**Directions**
Here are some entries; quote each one exactly.

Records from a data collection

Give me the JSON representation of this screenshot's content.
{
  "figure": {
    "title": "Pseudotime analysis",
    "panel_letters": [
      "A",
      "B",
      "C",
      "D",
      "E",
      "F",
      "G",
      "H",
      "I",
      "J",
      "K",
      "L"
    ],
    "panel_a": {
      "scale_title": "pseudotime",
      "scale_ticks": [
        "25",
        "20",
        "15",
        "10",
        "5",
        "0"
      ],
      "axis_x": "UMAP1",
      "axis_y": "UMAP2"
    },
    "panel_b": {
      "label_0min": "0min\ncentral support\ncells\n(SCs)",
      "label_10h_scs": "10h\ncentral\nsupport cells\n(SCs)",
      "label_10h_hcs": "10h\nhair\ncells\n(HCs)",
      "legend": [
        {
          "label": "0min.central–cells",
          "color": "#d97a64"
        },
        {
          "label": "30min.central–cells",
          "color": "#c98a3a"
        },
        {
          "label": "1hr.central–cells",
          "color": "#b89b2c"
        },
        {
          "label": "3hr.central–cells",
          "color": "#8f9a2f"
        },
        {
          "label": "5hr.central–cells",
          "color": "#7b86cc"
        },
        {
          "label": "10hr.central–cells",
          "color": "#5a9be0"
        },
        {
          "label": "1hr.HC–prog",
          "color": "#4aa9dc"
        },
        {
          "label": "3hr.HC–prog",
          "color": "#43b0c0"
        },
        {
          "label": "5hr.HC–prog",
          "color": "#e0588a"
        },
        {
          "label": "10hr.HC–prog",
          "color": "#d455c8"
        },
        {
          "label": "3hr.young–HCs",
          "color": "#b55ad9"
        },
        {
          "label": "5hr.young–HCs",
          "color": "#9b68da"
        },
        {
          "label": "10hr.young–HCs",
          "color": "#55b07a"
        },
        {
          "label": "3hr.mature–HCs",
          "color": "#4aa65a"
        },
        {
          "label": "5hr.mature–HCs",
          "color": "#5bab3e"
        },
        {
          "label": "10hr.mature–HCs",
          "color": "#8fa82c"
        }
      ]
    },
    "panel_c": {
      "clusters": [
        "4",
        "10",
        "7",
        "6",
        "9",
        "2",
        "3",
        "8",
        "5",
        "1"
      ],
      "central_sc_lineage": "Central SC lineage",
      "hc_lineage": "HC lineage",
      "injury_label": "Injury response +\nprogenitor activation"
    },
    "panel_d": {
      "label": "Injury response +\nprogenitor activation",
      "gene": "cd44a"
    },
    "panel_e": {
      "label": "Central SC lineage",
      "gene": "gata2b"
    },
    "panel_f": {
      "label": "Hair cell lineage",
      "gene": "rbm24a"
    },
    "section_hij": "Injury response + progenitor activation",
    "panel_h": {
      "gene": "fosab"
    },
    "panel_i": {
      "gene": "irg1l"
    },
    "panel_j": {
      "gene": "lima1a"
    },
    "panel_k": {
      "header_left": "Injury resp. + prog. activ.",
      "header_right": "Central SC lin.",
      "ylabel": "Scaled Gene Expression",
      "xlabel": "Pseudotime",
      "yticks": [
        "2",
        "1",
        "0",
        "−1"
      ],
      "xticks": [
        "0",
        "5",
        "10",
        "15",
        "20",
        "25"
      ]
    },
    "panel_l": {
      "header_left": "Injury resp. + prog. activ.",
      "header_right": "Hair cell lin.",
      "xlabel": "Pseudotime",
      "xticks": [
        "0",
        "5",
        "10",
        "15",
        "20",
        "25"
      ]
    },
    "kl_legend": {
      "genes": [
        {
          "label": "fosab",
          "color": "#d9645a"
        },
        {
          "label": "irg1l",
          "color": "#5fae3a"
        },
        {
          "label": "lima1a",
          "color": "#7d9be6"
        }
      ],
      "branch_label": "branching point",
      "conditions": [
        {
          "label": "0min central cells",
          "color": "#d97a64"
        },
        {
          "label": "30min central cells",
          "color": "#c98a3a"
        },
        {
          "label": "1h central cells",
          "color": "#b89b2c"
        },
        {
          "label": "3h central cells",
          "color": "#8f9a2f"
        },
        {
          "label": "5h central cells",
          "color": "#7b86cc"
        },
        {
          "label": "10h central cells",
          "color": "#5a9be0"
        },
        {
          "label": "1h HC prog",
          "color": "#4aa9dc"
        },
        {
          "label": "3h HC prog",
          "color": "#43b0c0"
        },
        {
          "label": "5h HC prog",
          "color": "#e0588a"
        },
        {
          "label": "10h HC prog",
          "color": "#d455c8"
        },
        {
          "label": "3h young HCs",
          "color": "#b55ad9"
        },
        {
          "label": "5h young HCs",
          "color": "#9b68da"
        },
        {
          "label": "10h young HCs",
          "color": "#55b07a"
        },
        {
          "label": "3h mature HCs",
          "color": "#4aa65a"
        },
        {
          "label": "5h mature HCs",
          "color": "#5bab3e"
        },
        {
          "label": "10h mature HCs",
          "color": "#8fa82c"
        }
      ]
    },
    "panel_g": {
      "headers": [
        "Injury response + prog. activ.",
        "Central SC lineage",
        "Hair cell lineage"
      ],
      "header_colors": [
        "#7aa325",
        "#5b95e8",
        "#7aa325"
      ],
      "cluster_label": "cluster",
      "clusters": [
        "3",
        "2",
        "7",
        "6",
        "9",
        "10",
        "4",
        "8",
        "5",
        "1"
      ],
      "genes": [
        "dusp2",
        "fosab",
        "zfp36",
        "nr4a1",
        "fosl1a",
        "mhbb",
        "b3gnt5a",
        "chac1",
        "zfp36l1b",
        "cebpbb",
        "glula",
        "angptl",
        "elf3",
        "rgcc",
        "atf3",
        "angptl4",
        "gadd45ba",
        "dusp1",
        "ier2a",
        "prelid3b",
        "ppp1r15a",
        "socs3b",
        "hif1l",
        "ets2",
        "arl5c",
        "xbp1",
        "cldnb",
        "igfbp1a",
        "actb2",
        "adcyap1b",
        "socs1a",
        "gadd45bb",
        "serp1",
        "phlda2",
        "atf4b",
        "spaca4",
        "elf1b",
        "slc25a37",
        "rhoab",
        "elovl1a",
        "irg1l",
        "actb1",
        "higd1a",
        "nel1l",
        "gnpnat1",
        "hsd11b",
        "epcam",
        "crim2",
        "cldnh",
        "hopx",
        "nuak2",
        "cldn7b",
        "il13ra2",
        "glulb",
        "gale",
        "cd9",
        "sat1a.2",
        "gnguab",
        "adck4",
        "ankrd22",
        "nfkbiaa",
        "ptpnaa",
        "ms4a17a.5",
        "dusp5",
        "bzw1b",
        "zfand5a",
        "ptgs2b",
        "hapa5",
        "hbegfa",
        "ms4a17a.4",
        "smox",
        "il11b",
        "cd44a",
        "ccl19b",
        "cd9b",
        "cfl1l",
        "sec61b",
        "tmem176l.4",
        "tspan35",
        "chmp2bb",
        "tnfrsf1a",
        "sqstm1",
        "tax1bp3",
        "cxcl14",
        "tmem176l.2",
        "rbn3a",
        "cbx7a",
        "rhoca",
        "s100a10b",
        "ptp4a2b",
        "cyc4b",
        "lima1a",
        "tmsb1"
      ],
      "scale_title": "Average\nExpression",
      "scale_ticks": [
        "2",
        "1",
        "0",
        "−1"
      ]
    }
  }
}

**Answer box**
Give me the JSON representation of this screenshot's content.
{
  "figure": {
    "title": "Pseudotime analysis",
    "panel_letters": [
      "A",
      "B",
      "C",
      "D",
      "E",
      "F",
      "G",
      "H",
      "I",
      "J",
      "K",
      "L"
    ],
    "panel_a": {
      "scale_title": "pseudotime",
      "scale_ticks": [
        "25",
        "20",
        "15",
        "10",
        "5",
        "0"
      ],
      "axis_x": "UMAP1",
      "axis_y": "UMAP2"
    },
    "panel_b": {
      "label_0min": "0min\ncentral support\ncells\n(SCs)",
      "label_10h_scs": "10h\ncentral\nsupport cells\n(SCs)",
      "label_10h_hcs": "10h\nhair\ncells\n(HCs)",
      "legend": [
        {
          "label": "0min.central–cells",
          "color": "#d97a64"
        },
        {
          "label": "30min.central–cells",
          "color": "#c98a3a"
        },
        {
          "label": "1hr.central–cells",
          "color": "#b89b2c"
        },
        {
          "label": "3hr.central–cells",
          "color": "#8f9a2f"
        },
        {
          "label": "5hr.central–cells",
          "color": "#7b86cc"
        },
        {
          "label": "10hr.central–cells",
          "color": "#5a9be0"
        },
        {
          "label": "1hr.HC–prog",
          "color": "#4aa9dc"
        },
        {
          "label": "3hr.HC–prog",
          "color": "#43b0c0"
        },
        {
          "label": "5hr.HC–prog",
          "color": "#e0588a"
        },
        {
          "label": "10hr.HC–prog",
          "color": "#d455c8"
        },
        {
          "label": "3hr.young–HCs",
          "color": "#b55ad9"
        },
        {
          "label": "5hr.young–HCs",
          "color": "#9b68da"
        },
        {
          "label": "10hr.young–HCs",
          "color": "#55b07a"
        },
        {
          "label": "3hr.mature–HCs",
          "color": "#4aa65a"
        },
        {
          "label": "5hr.mature–HCs",
          "color": "#5bab3e"
        },
        {
          "label": "10hr.mature–HCs",
          "color": "#8fa82c"
        }
      ]
    },
    "panel_c": {
      "clusters": [
        "4",
        "10",
        "7",
        "6",
        "9",
        "2",
        "3",
        "8",
        "5",
        "1"
      ],
      "central_sc_lineage": "Central SC lineage",
      "hc_lineage": "HC lineage",
      "injury_label": "Injury response +\nprogenitor activation"
    },
    "panel_d": {
      "label": "Injury response +\nprogenitor activation",
      "gene": "cd44a"
    },
    "panel_e": {
      "label": "Central SC lineage",
      "gene": "gata2b"
    },
    "panel_f": {
      "label": "Hair cell lineage",
      "gene": "rbm24a"
    },
    "section_hij": "Injury response + progenitor activation",
    "panel_h": {
      "gene": "fosab"
    },
    "panel_i": {
      "gene": "irg1l"
    },
    "panel_j": {
      "gene": "lima1a"
    },
    "panel_k": {
      "header_left": "Injury resp. + prog. activ.",
      "header_right": "Central SC lin.",
      "ylabel": "Scaled Gene Expression",
      "xlabel": "Pseudotime",
      "yticks": [
        "2",
        "1",
        "0",
        "−1"
      ],
      "xticks": [
        "0",
        "5",
        "10",
        "15",
        "20",
        "25"
      ]
    },
    "panel_l": {
      "header_left": "Injury resp. + prog. activ.",
      "header_right": "Hair cell lin.",
      "xlabel": "Pseudotime",
      "xticks": [
        "0",
        "5",
        "10",
        "15",
        "20",
        "25"
      ]
    },
    "kl_legend": {
      "genes": [
        {
          "label": "fosab",
          "color": "#d9645a"
        },
        {
          "label": "irg1l",
          "color": "#5fae3a"
        },
        {
          "label": "lima1a",
          "color": "#7d9be6"
        }
      ],
      "branch_label": "branching point",
      "conditions": [
        {
          "label": "0min central cells",
          "color": "#d97a64"
        },
        {
          "label": "30min central cells",
          "color": "#c98a3a"
        },
        {
          "label": "1h central cells",
          "color": "#b89b2c"
        },
        {
          "label": "3h central cells",
          "color": "#8f9a2f"
        },
        {
          "label": "5h central cells",
          "color": "#7b86cc"
        },
        {
          "label": "10h central cells",
          "color": "#5a9be0"
        },
        {
          "label": "1h HC prog",
          "color": "#4aa9dc"
        },
        {
          "label": "3h HC prog",
          "color": "#43b0c0"
        },
        {
          "label": "5h HC prog",
          "color": "#e0588a"
        },
        {
          "label": "10h HC prog",
          "color": "#d455c8"
        },
        {
          "label": "3h young HCs",
          "color": "#b55ad9"
        },
        {
          "label": "5h young HCs",
          "color": "#9b68da"
        },
        {
          "label": "10h young HCs",
          "color": "#55b07a"
        },
        {
          "label": "3h mature HCs",
          "color": "#4aa65a"
        },
        {
          "label": "5h mature HCs",
          "color": "#5bab3e"
        },
        {
          "label": "10h mature HCs",
          "color": "#8fa82c"
        }
      ]
    },
    "panel_g": {
      "headers": [
        "Injury response + prog. activ.",
        "Central SC lineage",
        "Hair cell lineage"
      ],
      "header_colors": [
        "#7aa325",
        "#5b95e8",
        "#7aa325"
      ],
      "cluster_label": "cluster",
      "clusters": [
        "3",
        "2",
        "7",
        "6",
        "9",
        "10",
        "4",
        "8",
        "5",
        "1"
      ],
      "genes": [
        "dusp2",
        "fosab",
        "zfp36",
        "nr4a1",
        "fosl1a",
        "mhbb",
        "b3gnt5a",
        "chac1",
        "zfp36l1b",
        "cebpbb",
        "glula",
        "angptl",
        "elf3",
        "rgcc",
        "atf3",
        "angptl4",
        "gadd45ba",
        "dusp1",
        "ier2a",
        "prelid3b",
        "ppp1r15a",
        "socs3b",
        "hif1l",
        "ets2",
        "arl5c",
        "xbp1",
        "cldnb",
        "igfbp1a",
        "actb2",
        "adcyap1b",
        "socs1a",
        "gadd45bb",
        "serp1",
        "phlda2",
        "atf4b",
        "spaca4",
        "elf1b",
        "slc25a37",
        "rhoab",
        "elovl1a",
        "irg1l",
        "actb1",
        "higd1a",
        "nel1l",
        "gnpnat1",
        "hsd11b",
        "epcam",
        "crim2",
        "cldnh",
        "hopx",
        "nuak2",
        "cldn7b",
        "il13ra2",
        "glulb",
        "gale",
        "cd9",
        "sat1a.2",
        "gnguab",
        "adck4",
        "ankrd22",
        "nfkbiaa",
        "ptpnaa",
        "ms4a17a.5",
        "dusp5",
        "bzw1b",
        "zfand5a",
        "ptgs2b",
        "hapa5",
        "hbegfa",
        "ms4a17a.4",
        "smox",
        "il11b",
        "cd44a",
        "ccl19b",
        "cd9b",
        "cfl1l",
        "sec61b",
        "tmem176l.4",
        "tspan35",
        "chmp2bb",
        "tnfrsf1a",
        "sqstm1",
        "tax1bp3",
        "cxcl14",
        "tmem176l.2",
        "rbn3a",
        "cbx7a",
        "rhoca",
        "s100a10b",
        "ptp4a2b",
        "cyc4b",
        "lima1a",
        "tmsb1"
      ],
      "scale_title": "Average\nExpression",
      "scale_ticks": [
        "2",
        "1",
        "0",
        "−1"
      ]
    }
  }
}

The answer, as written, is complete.